Exercise description: Select the lines that hold the word "this" and copy each one.

Material for the task:
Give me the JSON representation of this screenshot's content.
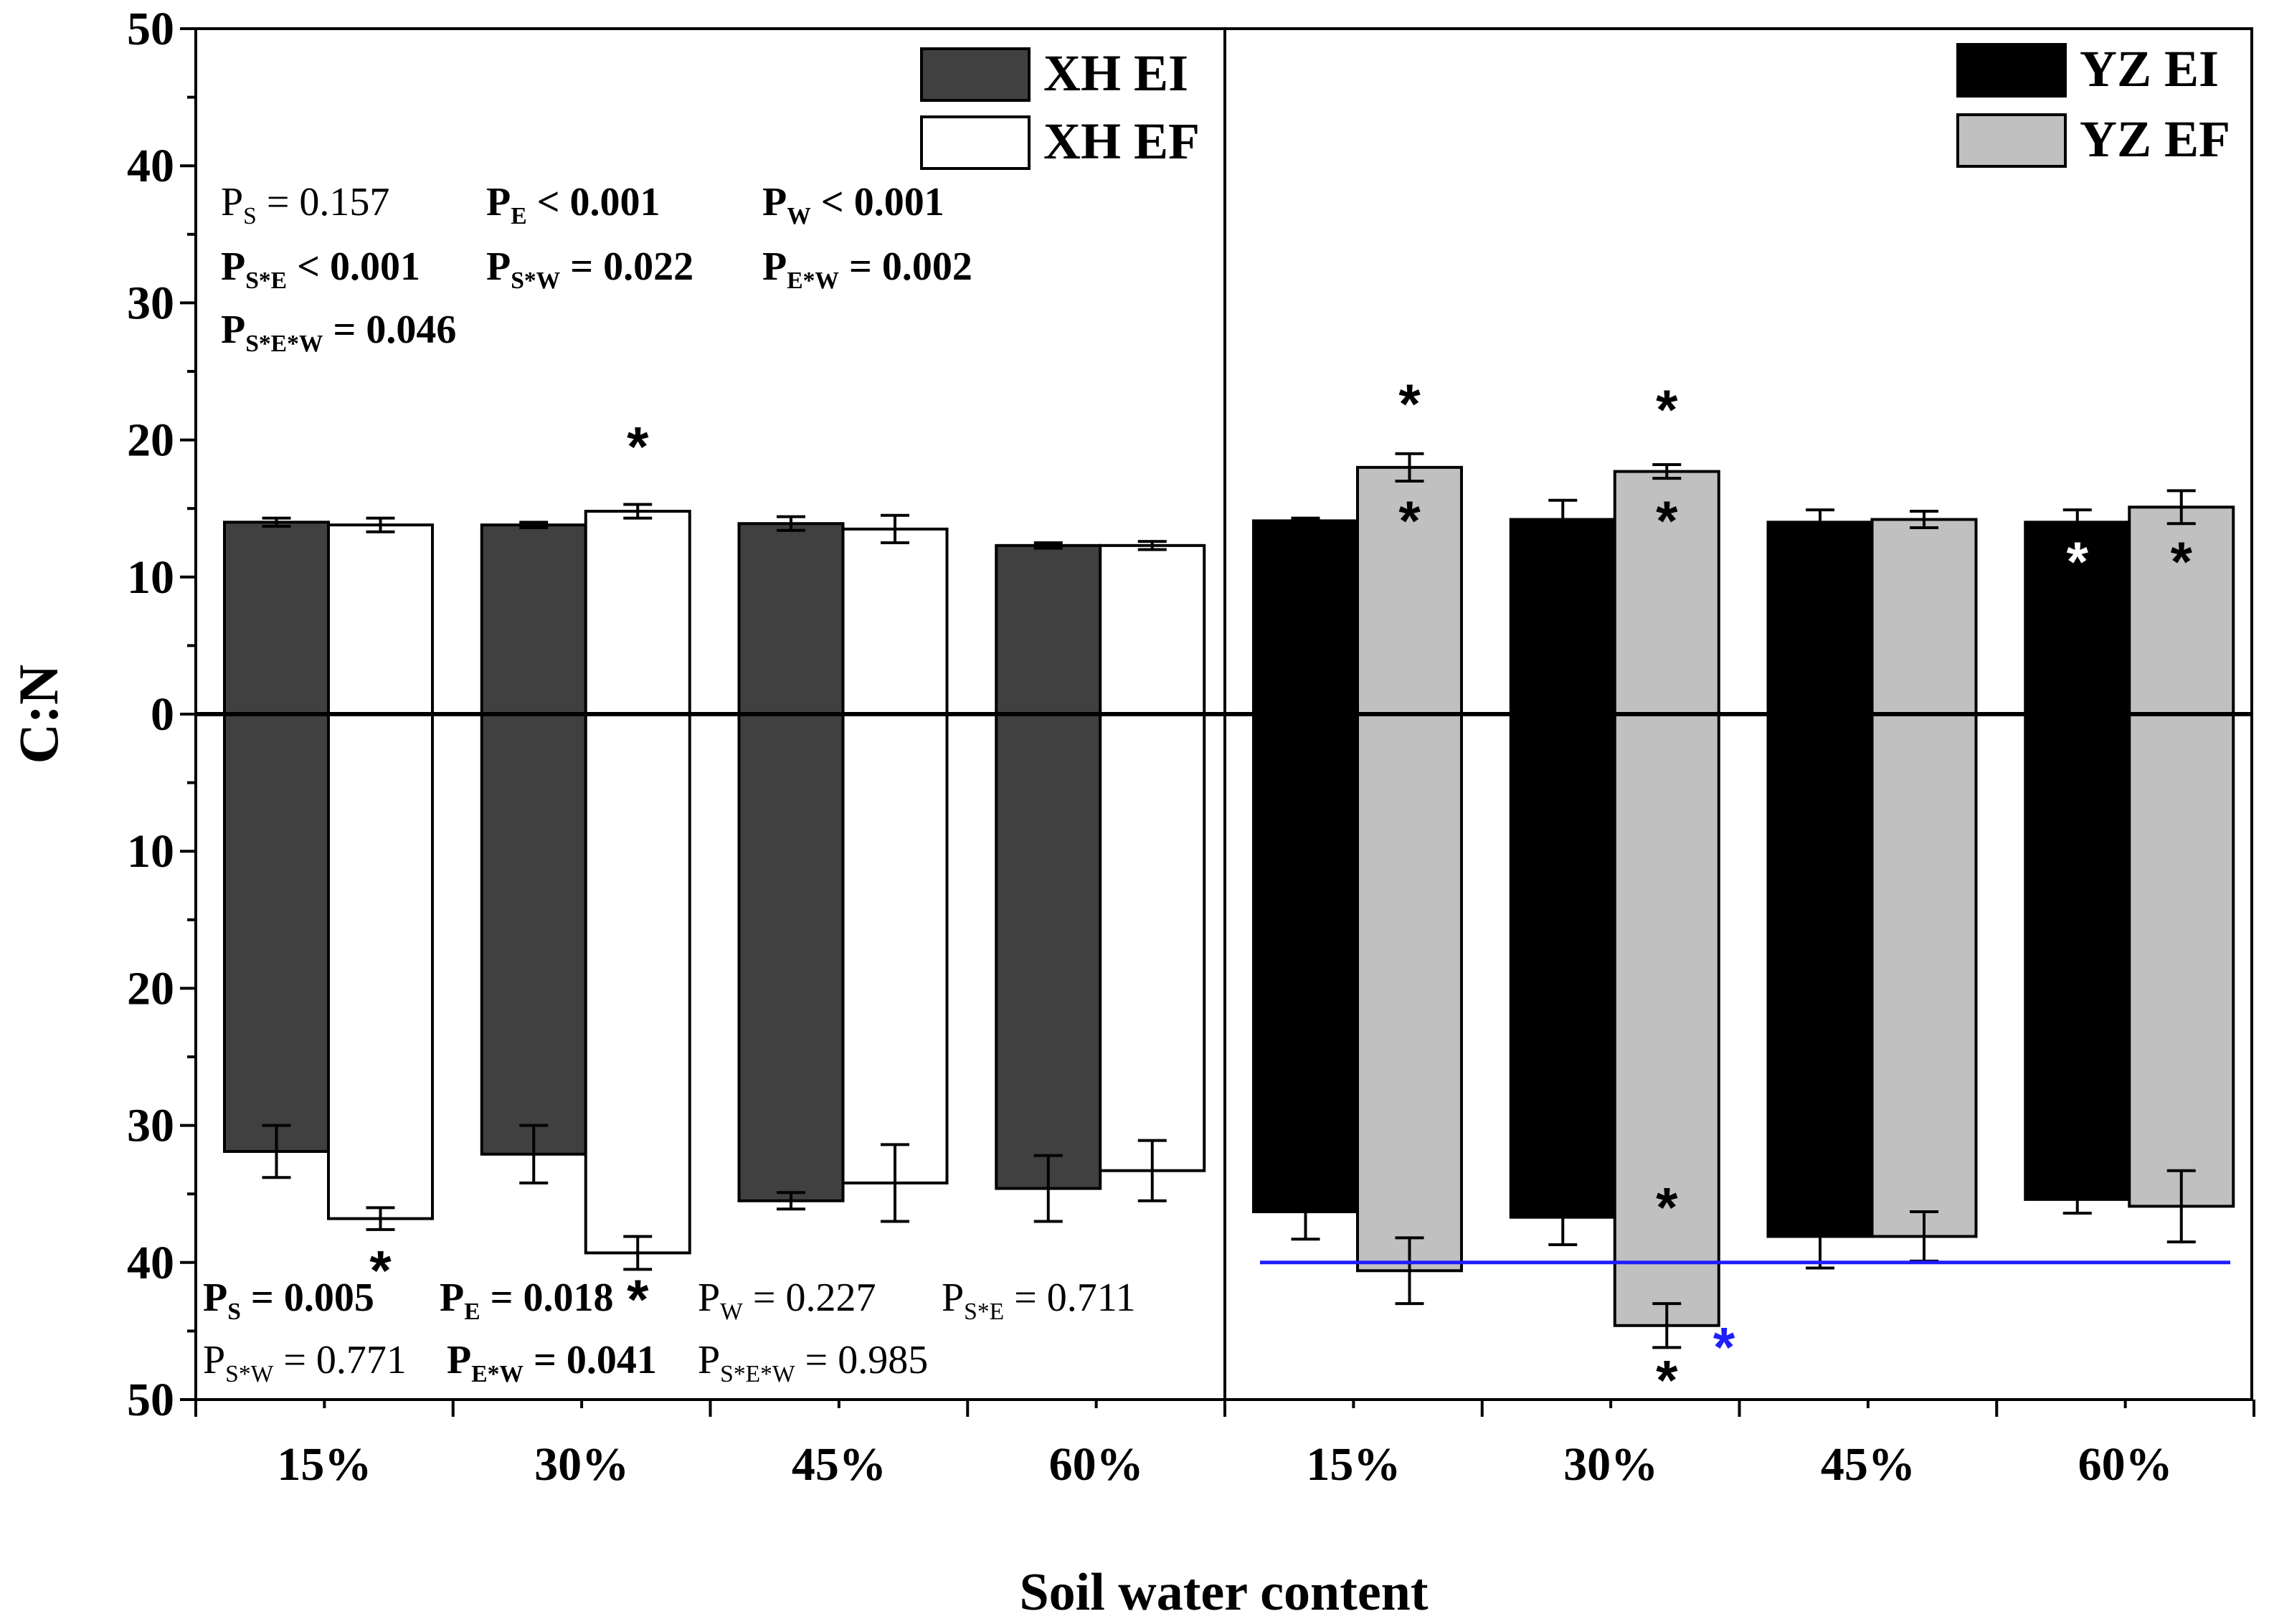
{
  "chart_data": {
    "type": "bar",
    "xlabel": "Soil water content",
    "ylabel": "C:N",
    "ylim_top": [
      0,
      50
    ],
    "ylim_bottom": [
      0,
      50
    ],
    "yticks": [
      "50",
      "40",
      "30",
      "20",
      "10",
      "0",
      "10",
      "20",
      "30",
      "40",
      "50"
    ],
    "categories": [
      "15%",
      "30%",
      "45%",
      "60%"
    ],
    "series": [
      {
        "name": "XH EI",
        "site": "XH",
        "color": "#404040",
        "top": [
          14.0,
          13.8,
          13.9,
          12.3
        ],
        "top_err": [
          0.3,
          0.2,
          0.5,
          0.2
        ],
        "bottom": [
          31.9,
          32.1,
          35.5,
          34.6
        ],
        "bottom_err": [
          1.9,
          2.1,
          0.6,
          2.4
        ]
      },
      {
        "name": "XH EF",
        "site": "XH",
        "color": "#ffffff",
        "top": [
          13.8,
          14.8,
          13.5,
          12.3
        ],
        "top_err": [
          0.5,
          0.5,
          1.0,
          0.3
        ],
        "bottom": [
          36.8,
          39.3,
          34.2,
          33.3
        ],
        "bottom_err": [
          0.8,
          1.2,
          2.8,
          2.2
        ]
      },
      {
        "name": "YZ EI",
        "site": "YZ",
        "color": "#000000",
        "top": [
          14.1,
          14.2,
          14.0,
          14.0
        ],
        "top_err": [
          0.2,
          1.4,
          0.9,
          0.9
        ],
        "bottom": [
          36.3,
          36.7,
          38.1,
          35.4
        ],
        "bottom_err": [
          2.0,
          2.0,
          2.3,
          1.0
        ]
      },
      {
        "name": "YZ EF",
        "site": "YZ",
        "color": "#c0c0c0",
        "top": [
          18.0,
          17.7,
          14.2,
          15.1
        ],
        "top_err": [
          1.0,
          0.5,
          0.6,
          1.2
        ],
        "bottom": [
          40.6,
          44.6,
          38.1,
          35.9
        ],
        "bottom_err": [
          2.4,
          1.6,
          1.8,
          2.6
        ]
      }
    ],
    "reference_line": {
      "panel": "YZ bottom",
      "value": 40,
      "color": "#1e1eff"
    },
    "stars": [
      {
        "series": "XH EF",
        "cat": 1,
        "panel": "top",
        "pos": 19.9,
        "color": "#000000"
      },
      {
        "series": "XH EF",
        "cat": 0,
        "panel": "bottom",
        "pos": 40.2,
        "color": "#000000"
      },
      {
        "series": "XH EF",
        "cat": 1,
        "panel": "bottom",
        "pos": 42.3,
        "color": "#000000"
      },
      {
        "series": "YZ EF",
        "cat": 0,
        "panel": "top",
        "pos": 23.0,
        "color": "#000000"
      },
      {
        "series": "YZ EF",
        "cat": 0,
        "panel": "top",
        "pos": 14.5,
        "color": "#000000"
      },
      {
        "series": "YZ EF",
        "cat": 1,
        "panel": "top",
        "pos": 22.6,
        "color": "#000000"
      },
      {
        "series": "YZ EF",
        "cat": 1,
        "panel": "top",
        "pos": 14.5,
        "color": "#000000"
      },
      {
        "series": "YZ EI",
        "cat": 3,
        "panel": "top",
        "pos": 11.5,
        "color": "#ffffff"
      },
      {
        "series": "YZ EF",
        "cat": 3,
        "panel": "top",
        "pos": 11.5,
        "color": "#000000"
      },
      {
        "series": "YZ EF",
        "cat": 1,
        "panel": "bottom",
        "pos": 35.6,
        "color": "#000000"
      },
      {
        "series": "YZ EF",
        "cat": 1,
        "panel": "bottom",
        "pos": 48.2,
        "color": "#000000"
      },
      {
        "series": "YZ EF",
        "cat": 1,
        "panel": "bottom",
        "pos": 45.8,
        "offset": 0.55,
        "color": "#1e1eff"
      }
    ],
    "annotations": {
      "xh_top": [
        {
          "p": "P",
          "sub": "S",
          "rest": " = 0.157",
          "bold": false
        },
        {
          "p": "P",
          "sub": "E",
          "rest": " < 0.001",
          "bold": true
        },
        {
          "p": "P",
          "sub": "W",
          "rest": " < 0.001",
          "bold": true
        },
        {
          "p": "P",
          "sub": "S*E",
          "rest": " < 0.001",
          "bold": true,
          "sub_plain": true
        },
        {
          "p": "P",
          "sub": "S*W",
          "rest": " = 0.022",
          "bold": true
        },
        {
          "p": "P",
          "sub": "E*W",
          "rest": " = 0.002",
          "bold": true
        },
        {
          "p": "P",
          "sub": "S*E*W",
          "rest": " = 0.046",
          "bold": true
        }
      ],
      "xh_bottom": [
        {
          "p": "P",
          "sub": "S",
          "rest": " = 0.005",
          "bold": true
        },
        {
          "p": "P",
          "sub": "E",
          "rest": " = 0.018",
          "bold": true
        },
        {
          "p": "P",
          "sub": "W",
          "rest": " = 0.227",
          "bold": false
        },
        {
          "p": "P",
          "sub": "S*E",
          "rest": " = 0.711",
          "bold": false
        },
        {
          "p": "P",
          "sub": "S*W",
          "rest": " = 0.771",
          "bold": false
        },
        {
          "p": "P",
          "sub": "E*W",
          "rest": " = 0.041",
          "bold": true
        },
        {
          "p": "P",
          "sub": "S*E*W",
          "rest": " = 0.985",
          "bold": false
        }
      ]
    }
  }
}
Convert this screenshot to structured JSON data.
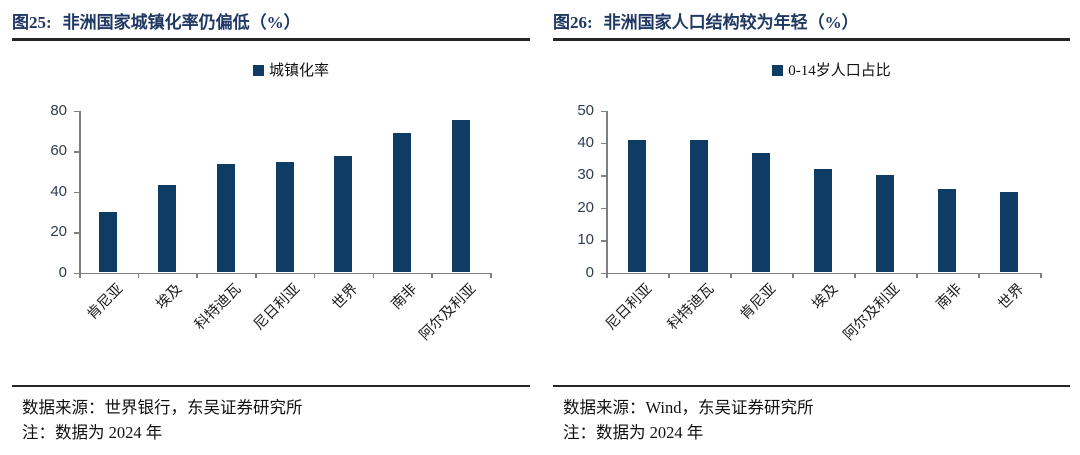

Task answer:
Give me the JSON representation of this screenshot's content.
Convert this screenshot to structured JSON data.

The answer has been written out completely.